Task to complete
Each record needs to be echoed exactly; can you do that?

--- Start Supplied material ---

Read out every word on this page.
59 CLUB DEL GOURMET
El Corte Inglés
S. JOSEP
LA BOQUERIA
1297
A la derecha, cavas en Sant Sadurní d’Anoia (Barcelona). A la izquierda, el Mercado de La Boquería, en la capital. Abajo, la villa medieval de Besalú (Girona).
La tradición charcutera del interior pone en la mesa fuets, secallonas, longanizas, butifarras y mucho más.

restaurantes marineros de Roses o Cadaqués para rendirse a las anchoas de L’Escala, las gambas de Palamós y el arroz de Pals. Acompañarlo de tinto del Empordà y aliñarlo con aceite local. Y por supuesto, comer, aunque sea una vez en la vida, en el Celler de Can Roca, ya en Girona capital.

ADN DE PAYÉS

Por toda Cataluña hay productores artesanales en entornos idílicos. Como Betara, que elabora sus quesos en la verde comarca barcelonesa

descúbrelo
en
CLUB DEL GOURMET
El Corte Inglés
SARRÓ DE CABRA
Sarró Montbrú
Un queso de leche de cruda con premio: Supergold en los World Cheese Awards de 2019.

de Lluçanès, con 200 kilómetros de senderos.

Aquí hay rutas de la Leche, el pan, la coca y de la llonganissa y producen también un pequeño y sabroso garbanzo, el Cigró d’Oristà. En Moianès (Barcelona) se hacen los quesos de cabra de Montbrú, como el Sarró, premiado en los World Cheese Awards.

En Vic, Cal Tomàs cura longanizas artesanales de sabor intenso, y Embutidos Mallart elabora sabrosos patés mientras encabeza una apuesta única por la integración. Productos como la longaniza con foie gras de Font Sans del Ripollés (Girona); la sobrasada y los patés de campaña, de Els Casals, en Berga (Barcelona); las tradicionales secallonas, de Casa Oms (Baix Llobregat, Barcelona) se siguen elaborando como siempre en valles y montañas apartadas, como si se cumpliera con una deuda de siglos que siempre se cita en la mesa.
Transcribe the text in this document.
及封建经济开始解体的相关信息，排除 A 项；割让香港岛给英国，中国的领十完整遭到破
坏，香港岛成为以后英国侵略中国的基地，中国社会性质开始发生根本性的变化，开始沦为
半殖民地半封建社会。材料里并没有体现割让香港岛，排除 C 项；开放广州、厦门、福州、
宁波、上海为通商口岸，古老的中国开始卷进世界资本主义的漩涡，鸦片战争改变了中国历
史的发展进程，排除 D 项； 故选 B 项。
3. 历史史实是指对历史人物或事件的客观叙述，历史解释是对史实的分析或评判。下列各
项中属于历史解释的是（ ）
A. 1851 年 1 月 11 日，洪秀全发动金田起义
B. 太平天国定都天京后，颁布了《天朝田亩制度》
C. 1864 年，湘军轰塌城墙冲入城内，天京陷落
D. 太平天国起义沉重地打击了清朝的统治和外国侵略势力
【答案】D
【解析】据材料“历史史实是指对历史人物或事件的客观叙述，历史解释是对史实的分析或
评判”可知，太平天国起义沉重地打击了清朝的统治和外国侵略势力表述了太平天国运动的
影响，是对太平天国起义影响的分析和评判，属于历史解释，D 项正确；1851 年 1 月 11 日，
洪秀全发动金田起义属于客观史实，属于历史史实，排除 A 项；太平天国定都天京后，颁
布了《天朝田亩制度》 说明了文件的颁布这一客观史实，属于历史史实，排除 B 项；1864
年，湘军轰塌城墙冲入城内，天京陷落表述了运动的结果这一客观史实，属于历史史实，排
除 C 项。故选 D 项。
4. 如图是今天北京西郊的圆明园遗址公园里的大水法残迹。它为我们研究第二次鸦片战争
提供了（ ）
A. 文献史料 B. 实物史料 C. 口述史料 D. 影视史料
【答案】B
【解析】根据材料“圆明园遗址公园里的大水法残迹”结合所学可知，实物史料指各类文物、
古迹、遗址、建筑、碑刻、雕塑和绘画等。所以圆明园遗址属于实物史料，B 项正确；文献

--- End Supplied material ---

Response to the task
Read out every word on this page.
59 CLUB DEL GOURMET
El Corte Inglés
S. JOSEP
LA BOQUERIA
1297
A la derecha, cavas en Sant Sadurní d’Anoia (Barcelona). A la izquierda, el Mercado de La Boquería, en la capital. Abajo, la villa medieval de Besalú (Girona).
La tradición charcutera del interior pone en la mesa fuets, secallonas, longanizas, butifarras y mucho más.

restaurantes marineros de Roses o Cadaqués para rendirse a las anchoas de L’Escala, las gambas de Palamós y el arroz de Pals. Acompañarlo de tinto del Empordà y aliñarlo con aceite local. Y por supuesto, comer, aunque sea una vez en la vida, en el Celler de Can Roca, ya en Girona capital.

ADN DE PAYÉS

Por toda Cataluña hay productores artesanales en entornos idílicos. Como Betara, que elabora sus quesos en la verde comarca barcelonesa

descúbrelo
en
CLUB DEL GOURMET
El Corte Inglés
SARRÓ DE CABRA
Sarró Montbrú
Un queso de leche de cruda con premio: Supergold en los World Cheese Awards de 2019.

de Lluçanès, con 200 kilómetros de senderos.

Aquí hay rutas de la Leche, el pan, la coca y de la llonganissa y producen también un pequeño y sabroso garbanzo, el Cigró d’Oristà. En Moianès (Barcelona) se hacen los quesos de cabra de Montbrú, como el Sarró, premiado en los World Cheese Awards.

En Vic, Cal Tomàs cura longanizas artesanales de sabor intenso, y Embutidos Mallart elabora sabrosos patés mientras encabeza una apuesta única por la integración. Productos como la longaniza con foie gras de Font Sans del Ripollés (Girona); la sobrasada y los patés de campaña, de Els Casals, en Berga (Barcelona); las tradicionales secallonas, de Casa Oms (Baix Llobregat, Barcelona) se siguen elaborando como siempre en valles y montañas apartadas, como si se cumpliera con una deuda de siglos que siempre se cita en la mesa.
Transcribe the text in this document.
及封建经济开始解体的相关信息，排除 A 项；割让香港岛给英国，中国的领十完整遭到破
坏，香港岛成为以后英国侵略中国的基地，中国社会性质开始发生根本性的变化，开始沦为
半殖民地半封建社会。材料里并没有体现割让香港岛，排除 C 项；开放广州、厦门、福州、
宁波、上海为通商口岸，古老的中国开始卷进世界资本主义的漩涡，鸦片战争改变了中国历
史的发展进程，排除 D 项； 故选 B 项。
3. 历史史实是指对历史人物或事件的客观叙述，历史解释是对史实的分析或评判。下列各
项中属于历史解释的是（ ）
A. 1851 年 1 月 11 日，洪秀全发动金田起义
B. 太平天国定都天京后，颁布了《天朝田亩制度》
C. 1864 年，湘军轰塌城墙冲入城内，天京陷落
D. 太平天国起义沉重地打击了清朝的统治和外国侵略势力
【答案】D
【解析】据材料“历史史实是指对历史人物或事件的客观叙述，历史解释是对史实的分析或
评判”可知，太平天国起义沉重地打击了清朝的统治和外国侵略势力表述了太平天国运动的
影响，是对太平天国起义影响的分析和评判，属于历史解释，D 项正确；1851 年 1 月 11 日，
洪秀全发动金田起义属于客观史实，属于历史史实，排除 A 项；太平天国定都天京后，颁
布了《天朝田亩制度》 说明了文件的颁布这一客观史实，属于历史史实，排除 B 项；1864
年，湘军轰塌城墙冲入城内，天京陷落表述了运动的结果这一客观史实，属于历史史实，排
除 C 项。故选 D 项。
4. 如图是今天北京西郊的圆明园遗址公园里的大水法残迹。它为我们研究第二次鸦片战争
提供了（ ）
A. 文献史料 B. 实物史料 C. 口述史料 D. 影视史料
【答案】B
【解析】根据材料“圆明园遗址公园里的大水法残迹”结合所学可知，实物史料指各类文物、
古迹、遗址、建筑、碑刻、雕塑和绘画等。所以圆明园遗址属于实物史料，B 项正确；文献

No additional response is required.